Task instructions:
Present the following data again exactly as it is shown.

Provided material:
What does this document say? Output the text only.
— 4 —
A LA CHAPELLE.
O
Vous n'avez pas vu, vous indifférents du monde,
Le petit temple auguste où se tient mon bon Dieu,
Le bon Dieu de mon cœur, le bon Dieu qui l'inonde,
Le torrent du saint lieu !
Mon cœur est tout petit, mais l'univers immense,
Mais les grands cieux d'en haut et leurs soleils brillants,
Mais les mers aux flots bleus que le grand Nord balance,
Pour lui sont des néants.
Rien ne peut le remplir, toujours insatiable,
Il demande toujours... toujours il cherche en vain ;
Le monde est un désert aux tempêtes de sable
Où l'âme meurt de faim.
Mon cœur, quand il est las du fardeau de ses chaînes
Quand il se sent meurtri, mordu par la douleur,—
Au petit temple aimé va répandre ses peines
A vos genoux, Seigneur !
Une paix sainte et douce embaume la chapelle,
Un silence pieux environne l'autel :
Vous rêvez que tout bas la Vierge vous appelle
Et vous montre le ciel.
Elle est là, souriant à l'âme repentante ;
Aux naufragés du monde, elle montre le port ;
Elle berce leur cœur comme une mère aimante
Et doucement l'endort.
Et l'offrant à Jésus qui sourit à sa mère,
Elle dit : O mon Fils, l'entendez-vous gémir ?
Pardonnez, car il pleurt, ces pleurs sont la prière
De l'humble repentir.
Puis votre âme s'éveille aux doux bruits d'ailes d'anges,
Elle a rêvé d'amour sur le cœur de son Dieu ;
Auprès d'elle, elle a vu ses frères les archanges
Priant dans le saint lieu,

Response to this task:
What does this document say? Output the text only.
— 4 —
A LA CHAPELLE.
O
Vous n'avez pas vu, vous indifférents du monde,
Le petit temple auguste où se tient mon bon Dieu,
Le bon Dieu de mon cœur, le bon Dieu qui l'inonde,
Le torrent du saint lieu !
Mon cœur est tout petit, mais l'univers immense,
Mais les grands cieux d'en haut et leurs soleils brillants,
Mais les mers aux flots bleus que le grand Nord balance,
Pour lui sont des néants.
Rien ne peut le remplir, toujours insatiable,
Il demande toujours... toujours il cherche en vain ;
Le monde est un désert aux tempêtes de sable
Où l'âme meurt de faim.
Mon cœur, quand il est las du fardeau de ses chaînes
Quand il se sent meurtri, mordu par la douleur,—
Au petit temple aimé va répandre ses peines
A vos genoux, Seigneur !
Une paix sainte et douce embaume la chapelle,
Un silence pieux environne l'autel :
Vous rêvez que tout bas la Vierge vous appelle
Et vous montre le ciel.
Elle est là, souriant à l'âme repentante ;
Aux naufragés du monde, elle montre le port ;
Elle berce leur cœur comme une mère aimante
Et doucement l'endort.
Et l'offrant à Jésus qui sourit à sa mère,
Elle dit : O mon Fils, l'entendez-vous gémir ?
Pardonnez, car il pleurt, ces pleurs sont la prière
De l'humble repentir.
Puis votre âme s'éveille aux doux bruits d'ailes d'anges,
Elle a rêvé d'amour sur le cœur de son Dieu ;
Auprès d'elle, elle a vu ses frères les archanges
Priant dans le saint lieu,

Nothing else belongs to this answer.